(Source data)
---+---
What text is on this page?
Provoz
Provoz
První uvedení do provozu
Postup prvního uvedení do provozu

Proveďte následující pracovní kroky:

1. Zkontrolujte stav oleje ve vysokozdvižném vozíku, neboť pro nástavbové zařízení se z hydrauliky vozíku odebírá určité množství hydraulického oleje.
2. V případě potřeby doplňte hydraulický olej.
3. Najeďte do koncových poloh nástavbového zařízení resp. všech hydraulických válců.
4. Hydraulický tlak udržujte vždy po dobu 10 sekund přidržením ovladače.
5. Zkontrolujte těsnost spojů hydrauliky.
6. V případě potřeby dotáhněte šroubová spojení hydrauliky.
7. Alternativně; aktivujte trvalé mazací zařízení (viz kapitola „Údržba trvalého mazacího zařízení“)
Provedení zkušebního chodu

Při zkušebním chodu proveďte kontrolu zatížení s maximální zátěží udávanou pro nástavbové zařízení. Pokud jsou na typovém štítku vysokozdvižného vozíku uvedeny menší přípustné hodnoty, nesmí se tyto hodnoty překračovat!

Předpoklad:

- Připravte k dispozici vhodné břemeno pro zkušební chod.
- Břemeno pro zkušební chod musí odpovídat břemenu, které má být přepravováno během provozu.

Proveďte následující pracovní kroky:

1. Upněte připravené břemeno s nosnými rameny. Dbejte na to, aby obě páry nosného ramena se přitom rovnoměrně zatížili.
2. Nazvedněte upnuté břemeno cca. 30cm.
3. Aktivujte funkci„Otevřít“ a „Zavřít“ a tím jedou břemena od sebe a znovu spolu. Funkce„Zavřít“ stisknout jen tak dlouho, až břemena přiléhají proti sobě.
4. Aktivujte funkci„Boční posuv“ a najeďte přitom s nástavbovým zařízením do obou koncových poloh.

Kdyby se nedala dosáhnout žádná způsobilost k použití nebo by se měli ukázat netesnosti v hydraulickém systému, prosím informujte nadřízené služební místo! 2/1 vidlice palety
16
---+---
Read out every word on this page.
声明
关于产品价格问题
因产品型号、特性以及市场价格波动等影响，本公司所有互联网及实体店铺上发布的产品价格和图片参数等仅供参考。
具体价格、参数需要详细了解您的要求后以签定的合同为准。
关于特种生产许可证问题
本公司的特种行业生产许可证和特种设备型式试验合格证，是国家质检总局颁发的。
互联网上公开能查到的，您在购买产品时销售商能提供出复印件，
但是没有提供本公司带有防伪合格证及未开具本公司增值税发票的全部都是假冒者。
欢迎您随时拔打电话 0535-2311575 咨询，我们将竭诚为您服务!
---+---
**GOAL**
Track down the lines that include the word "hydrauliky" and copy them.

**RESPONSE TO THE EXERCISE**
1. Zkontrolujte stav oleje ve vysokozdvižném vozíku, neboť pro nástavbové zařízení se z hydrauliky vozíku odebírá určité množství hydraulického oleje.
5. Zkontrolujte těsnost spojů hydrauliky.
6. V případě potřeby dotáhněte šroubová spojení hydrauliky.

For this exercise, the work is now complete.